* SUPPLIED ENTRIES
++++++++++++++++++++

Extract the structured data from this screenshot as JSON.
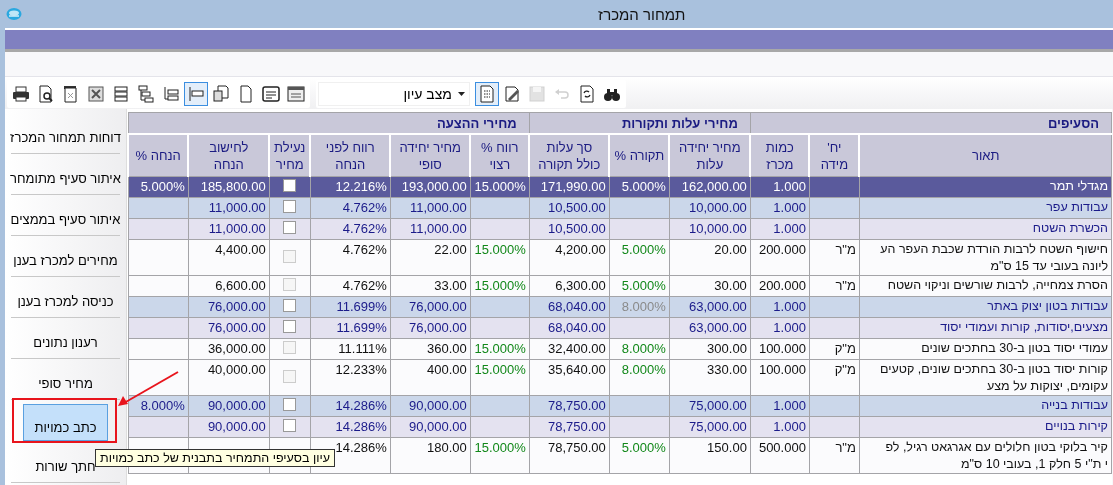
{
  "window": {
    "title": "תמחור המכרז"
  },
  "toolbar": {
    "left_tools": [
      {
        "kind": "print",
        "selected": false,
        "disabled": false
      },
      {
        "kind": "preview",
        "selected": false,
        "disabled": false
      },
      {
        "kind": "pdf",
        "selected": false,
        "disabled": false
      },
      {
        "kind": "excel",
        "selected": false,
        "disabled": false
      },
      {
        "kind": "tree-a",
        "selected": false,
        "disabled": false
      },
      {
        "kind": "tree-b",
        "selected": false,
        "disabled": false
      },
      {
        "kind": "tree-c",
        "selected": false,
        "disabled": false
      },
      {
        "kind": "tree-d",
        "selected": true,
        "disabled": false
      },
      {
        "kind": "copy",
        "selected": false,
        "disabled": false
      },
      {
        "kind": "page",
        "selected": false,
        "disabled": false
      },
      {
        "kind": "frame",
        "selected": false,
        "disabled": false
      },
      {
        "kind": "grid",
        "selected": false,
        "disabled": false
      }
    ],
    "mode_field": {
      "value": "מצב עיון"
    },
    "right_tools": [
      {
        "kind": "doc-list",
        "selected": true,
        "disabled": false
      },
      {
        "kind": "edit",
        "selected": false,
        "disabled": false
      },
      {
        "kind": "save",
        "selected": false,
        "disabled": true
      },
      {
        "kind": "undo",
        "selected": false,
        "disabled": true
      },
      {
        "kind": "refresh",
        "selected": false,
        "disabled": false
      },
      {
        "kind": "find",
        "selected": false,
        "disabled": false
      }
    ]
  },
  "sidebar": {
    "items": [
      {
        "label": "דוחות תמחור המכרז",
        "selected": false
      },
      {
        "label": "איתור סעיף מתומחר",
        "selected": false
      },
      {
        "label": "איתור סעיף בממצים",
        "selected": false
      },
      {
        "label": "מחירים למכרז בענן",
        "selected": false
      },
      {
        "label": "כניסה למכרז בענן",
        "selected": false
      },
      {
        "label": "רענון נתונים",
        "selected": false
      },
      {
        "label": "מחיר סופי",
        "selected": false
      },
      {
        "label": "כתב כמויות",
        "selected": true
      },
      {
        "label": "חתך שורות",
        "selected": false
      }
    ]
  },
  "tooltip": "עיון בסעיפי התמחיר בתבנית של כתב כמויות",
  "table": {
    "groups": [
      {
        "label": "הסעיפים"
      },
      {
        "label": "מחירי עלות ותקורות"
      },
      {
        "label": "מחירי ההצעה"
      }
    ],
    "columns": [
      "תאור",
      "יח'\nמידה",
      "כמות\nמכרז",
      "מחיר יחידה\nעלות",
      "תקורה %",
      "סך עלות\nכולל תקורה",
      "רווח %\nרצוי",
      "מחיר יחידה\nסופי",
      "רווח  לפני\nהנחה",
      "נעילת\nמחיר",
      "לחישוב\nהנחה",
      "הנחה %"
    ],
    "rows": [
      {
        "kind": "chapter",
        "selected": true,
        "overhead_greyed": false,
        "lock": {
          "checked": false,
          "disabled": false
        },
        "cells": [
          "מגדלי תמר",
          null,
          "1.000",
          "162,000.00",
          "5.000%",
          "171,990.00",
          "15.000%",
          "193,000.00",
          "12.216%",
          "",
          "185,800.00",
          "5.000%"
        ]
      },
      {
        "kind": "chapter",
        "selected": false,
        "overhead_greyed": false,
        "lock": {
          "checked": false,
          "disabled": false
        },
        "cells": [
          "עבודות עפר",
          null,
          "1.000",
          "10,000.00",
          null,
          "10,500.00",
          null,
          "11,000.00",
          "4.762%",
          "",
          "11,000.00",
          null
        ]
      },
      {
        "kind": "section",
        "selected": false,
        "overhead_greyed": false,
        "lock": {
          "checked": false,
          "disabled": false
        },
        "cells": [
          "הכשרת השטח",
          null,
          "1.000",
          "10,000.00",
          null,
          "10,500.00",
          null,
          "11,000.00",
          "4.762%",
          "",
          "11,000.00",
          null
        ]
      },
      {
        "kind": "item",
        "selected": false,
        "overhead_greyed": false,
        "lock": {
          "checked": false,
          "disabled": true
        },
        "cells": [
          "חישוף השטח לרבות הורדת שכבת העפר הע\nליונה בעובי עד 15 ס\"מ",
          "מ\"ר",
          "200.000",
          "20.00",
          "5.000%",
          "4,200.00",
          "15.000%",
          "22.00",
          "4.762%",
          "",
          "4,400.00",
          null
        ]
      },
      {
        "kind": "item",
        "selected": false,
        "overhead_greyed": false,
        "lock": {
          "checked": false,
          "disabled": true
        },
        "cells": [
          "הסרת צמחייה, לרבות שורשים וניקוי השטח",
          "מ\"ר",
          "200.000",
          "30.00",
          "5.000%",
          "6,300.00",
          "15.000%",
          "33.00",
          "4.762%",
          "",
          "6,600.00",
          null
        ]
      },
      {
        "kind": "chapter",
        "selected": false,
        "overhead_greyed": true,
        "lock": {
          "checked": false,
          "disabled": false
        },
        "cells": [
          "עבודות בטון יצוק באתר",
          null,
          "1.000",
          "63,000.00",
          "8.000%",
          "68,040.00",
          null,
          "76,000.00",
          "11.699%",
          "",
          "76,000.00",
          null
        ]
      },
      {
        "kind": "section",
        "selected": false,
        "overhead_greyed": false,
        "lock": {
          "checked": false,
          "disabled": false
        },
        "cells": [
          "מצעים,יסודות, קורות ועמודי יסוד",
          null,
          "1.000",
          "63,000.00",
          null,
          "68,040.00",
          null,
          "76,000.00",
          "11.699%",
          "",
          "76,000.00",
          null
        ]
      },
      {
        "kind": "item",
        "selected": false,
        "overhead_greyed": false,
        "lock": {
          "checked": false,
          "disabled": true
        },
        "cells": [
          "עמודי יסוד בטון ב-30 בחתכים שונים",
          "מ\"ק",
          "100.000",
          "300.00",
          "8.000%",
          "32,400.00",
          "15.000%",
          "360.00",
          "11.111%",
          "",
          "36,000.00",
          null
        ]
      },
      {
        "kind": "item",
        "selected": false,
        "overhead_greyed": false,
        "lock": {
          "checked": false,
          "disabled": true
        },
        "cells": [
          "קורות יסוד בטון ב-30 בחתכים שונים, קטעים\nעקומים, יצוקות על מצע",
          "מ\"ק",
          "100.000",
          "330.00",
          "8.000%",
          "35,640.00",
          "15.000%",
          "400.00",
          "12.233%",
          "",
          "40,000.00",
          null
        ]
      },
      {
        "kind": "chapter",
        "selected": false,
        "overhead_greyed": false,
        "lock": {
          "checked": false,
          "disabled": false
        },
        "cells": [
          "עבודות בנייה",
          null,
          "1.000",
          "75,000.00",
          null,
          "78,750.00",
          null,
          "90,000.00",
          "14.286%",
          "",
          "90,000.00",
          "8.000%"
        ]
      },
      {
        "kind": "section",
        "selected": false,
        "overhead_greyed": false,
        "lock": {
          "checked": false,
          "disabled": false
        },
        "cells": [
          "קירות בנויים",
          null,
          "1.000",
          "75,000.00",
          null,
          "78,750.00",
          null,
          "90,000.00",
          "14.286%",
          "",
          "90,000.00",
          null
        ]
      },
      {
        "kind": "item",
        "selected": false,
        "overhead_greyed": false,
        "cells": [
          "קיר בלוקי בטון חלולים עם אגרגאט רגיל, לפ\nי ת\"י 5 חלק 1, בעובי 10 ס\"מ",
          "מ\"ר",
          "500.000",
          "150.00",
          "5.000%",
          "78,750.00",
          "15.000%",
          "180.00",
          "14.286%",
          "",
          null,
          null
        ]
      }
    ]
  }
}
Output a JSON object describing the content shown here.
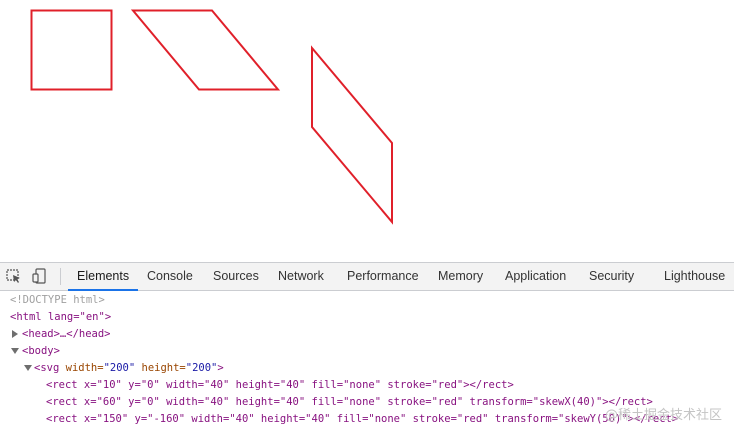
{
  "viewport": {
    "shapes": [
      {
        "name": "rect-1",
        "stroke": "#e0202a"
      },
      {
        "name": "rect-2-skewX",
        "stroke": "#e0202a"
      },
      {
        "name": "rect-3-skewY",
        "stroke": "#e0202a"
      }
    ]
  },
  "devtools": {
    "tabs": [
      "Elements",
      "Console",
      "Sources",
      "Network",
      "Performance",
      "Memory",
      "Application",
      "Security",
      "Lighthouse"
    ],
    "active_tab": "Elements",
    "accent": "#1a73e8"
  },
  "dom": {
    "doctype": "<!DOCTYPE html>",
    "html_open": "<html lang=\"en\">",
    "head": "<head>…</head>",
    "body_open": "<body>",
    "svg_line": {
      "open": "<svg",
      "width_attr": " width=",
      "width_val": "\"200\"",
      "height_attr": " height=",
      "height_val": "\"200\"",
      "close": ">"
    },
    "rect1": "<rect x=\"10\" y=\"0\" width=\"40\" height=\"40\" fill=\"none\" stroke=\"red\"></rect>",
    "rect2": "<rect x=\"60\" y=\"0\" width=\"40\" height=\"40\" fill=\"none\" stroke=\"red\" transform=\"skewX(40)\"></rect>",
    "rect3": "<rect x=\"150\" y=\"-160\" width=\"40\" height=\"40\" fill=\"none\" stroke=\"red\" transform=\"skewY(50)\"></rect>"
  },
  "watermark": "@稀土掘金技术社区"
}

++++++++++++++++++++

* BRIEF
In the records above, locate the lines holding the word "fill". Copy each of them.

* EXERCISE RESULT
    "rect1": "<rect x=\"10\" y=\"0\" width=\"40\" height=\"40\" fill=\"none\" stroke=\"red\"></rect>",
    "rect2": "<rect x=\"60\" y=\"0\" width=\"40\" height=\"40\" fill=\"none\" stroke=\"red\" transform=\"skewX(40)\"></rect>",
    "rect3": "<rect x=\"150\" y=\"-160\" width=\"40\" height=\"40\" fill=\"none\" stroke=\"red\" transform=\"skewY(50)\"></rect>"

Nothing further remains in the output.